Stored items from a collection

--- START ---

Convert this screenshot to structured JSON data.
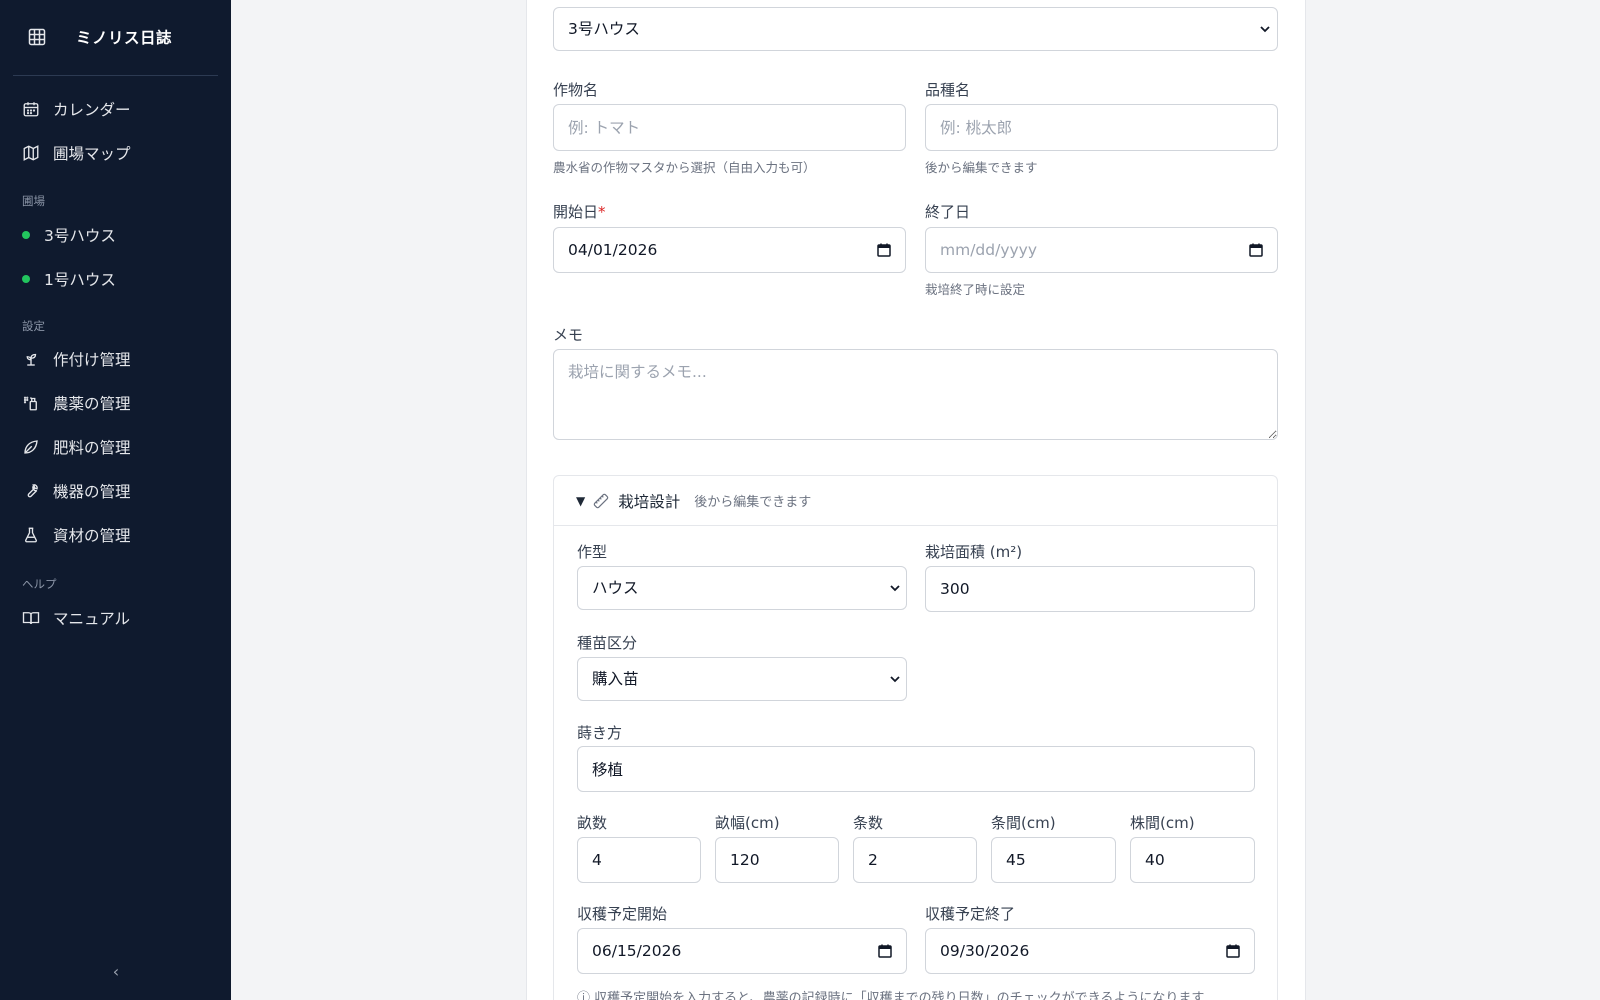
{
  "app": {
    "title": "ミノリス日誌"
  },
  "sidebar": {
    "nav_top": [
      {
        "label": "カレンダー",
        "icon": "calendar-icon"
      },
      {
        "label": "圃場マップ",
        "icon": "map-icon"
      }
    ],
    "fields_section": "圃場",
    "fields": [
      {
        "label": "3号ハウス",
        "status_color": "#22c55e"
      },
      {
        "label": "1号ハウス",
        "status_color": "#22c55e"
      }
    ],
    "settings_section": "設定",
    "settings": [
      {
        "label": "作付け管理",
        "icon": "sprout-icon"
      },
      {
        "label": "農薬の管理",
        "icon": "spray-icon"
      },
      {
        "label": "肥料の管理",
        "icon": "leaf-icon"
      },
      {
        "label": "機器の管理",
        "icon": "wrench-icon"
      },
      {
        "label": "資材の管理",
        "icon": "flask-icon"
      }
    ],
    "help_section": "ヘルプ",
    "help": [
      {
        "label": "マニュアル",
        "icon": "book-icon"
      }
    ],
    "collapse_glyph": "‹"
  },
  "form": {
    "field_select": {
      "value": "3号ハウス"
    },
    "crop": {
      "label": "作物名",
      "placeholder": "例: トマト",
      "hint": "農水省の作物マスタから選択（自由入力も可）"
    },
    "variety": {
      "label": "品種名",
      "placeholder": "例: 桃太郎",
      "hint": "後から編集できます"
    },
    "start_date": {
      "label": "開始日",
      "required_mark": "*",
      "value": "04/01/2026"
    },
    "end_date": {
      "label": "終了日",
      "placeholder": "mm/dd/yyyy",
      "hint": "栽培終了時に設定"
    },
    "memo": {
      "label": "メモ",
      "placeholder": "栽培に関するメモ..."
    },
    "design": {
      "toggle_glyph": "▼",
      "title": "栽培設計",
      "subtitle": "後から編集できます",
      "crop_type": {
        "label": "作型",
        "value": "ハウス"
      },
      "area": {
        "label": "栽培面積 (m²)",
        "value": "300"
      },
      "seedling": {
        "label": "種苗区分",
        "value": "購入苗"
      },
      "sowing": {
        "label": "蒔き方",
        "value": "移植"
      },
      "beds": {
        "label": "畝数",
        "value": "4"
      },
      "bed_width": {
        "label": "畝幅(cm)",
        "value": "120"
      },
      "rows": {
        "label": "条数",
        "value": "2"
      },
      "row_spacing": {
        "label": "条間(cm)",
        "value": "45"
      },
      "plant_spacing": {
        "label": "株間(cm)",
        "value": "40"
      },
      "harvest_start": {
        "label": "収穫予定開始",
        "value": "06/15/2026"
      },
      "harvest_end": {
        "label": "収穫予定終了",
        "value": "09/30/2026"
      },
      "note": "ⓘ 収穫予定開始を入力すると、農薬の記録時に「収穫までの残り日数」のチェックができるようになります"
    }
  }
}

--- END ---

> [YOUR GOAL]:
Retype every entry verbatim and exclude the pictures from the copy.

> [RESPONSE TO THE TASK]:
Convert this screenshot to structured JSON data.
{
  "app": {
    "title": "ミノリス日誌"
  },
  "sidebar": {
    "nav_top": [
      {
        "label": "カレンダー",
        "icon": "calendar-icon"
      },
      {
        "label": "圃場マップ",
        "icon": "map-icon"
      }
    ],
    "fields_section": "圃場",
    "fields": [
      {
        "label": "3号ハウス",
        "status_color": "#22c55e"
      },
      {
        "label": "1号ハウス",
        "status_color": "#22c55e"
      }
    ],
    "settings_section": "設定",
    "settings": [
      {
        "label": "作付け管理",
        "icon": "sprout-icon"
      },
      {
        "label": "農薬の管理",
        "icon": "spray-icon"
      },
      {
        "label": "肥料の管理",
        "icon": "leaf-icon"
      },
      {
        "label": "機器の管理",
        "icon": "wrench-icon"
      },
      {
        "label": "資材の管理",
        "icon": "flask-icon"
      }
    ],
    "help_section": "ヘルプ",
    "help": [
      {
        "label": "マニュアル",
        "icon": "book-icon"
      }
    ],
    "collapse_glyph": "‹"
  },
  "form": {
    "field_select": {
      "value": "3号ハウス"
    },
    "crop": {
      "label": "作物名",
      "placeholder": "例: トマト",
      "hint": "農水省の作物マスタから選択（自由入力も可）"
    },
    "variety": {
      "label": "品種名",
      "placeholder": "例: 桃太郎",
      "hint": "後から編集できます"
    },
    "start_date": {
      "label": "開始日",
      "required_mark": "*",
      "value": "04/01/2026"
    },
    "end_date": {
      "label": "終了日",
      "placeholder": "mm/dd/yyyy",
      "hint": "栽培終了時に設定"
    },
    "memo": {
      "label": "メモ",
      "placeholder": "栽培に関するメモ..."
    },
    "design": {
      "toggle_glyph": "▼",
      "title": "栽培設計",
      "subtitle": "後から編集できます",
      "crop_type": {
        "label": "作型",
        "value": "ハウス"
      },
      "area": {
        "label": "栽培面積 (m²)",
        "value": "300"
      },
      "seedling": {
        "label": "種苗区分",
        "value": "購入苗"
      },
      "sowing": {
        "label": "蒔き方",
        "value": "移植"
      },
      "beds": {
        "label": "畝数",
        "value": "4"
      },
      "bed_width": {
        "label": "畝幅(cm)",
        "value": "120"
      },
      "rows": {
        "label": "条数",
        "value": "2"
      },
      "row_spacing": {
        "label": "条間(cm)",
        "value": "45"
      },
      "plant_spacing": {
        "label": "株間(cm)",
        "value": "40"
      },
      "harvest_start": {
        "label": "収穫予定開始",
        "value": "06/15/2026"
      },
      "harvest_end": {
        "label": "収穫予定終了",
        "value": "09/30/2026"
      },
      "note": "ⓘ 収穫予定開始を入力すると、農薬の記録時に「収穫までの残り日数」のチェックができるようになります"
    }
  }
}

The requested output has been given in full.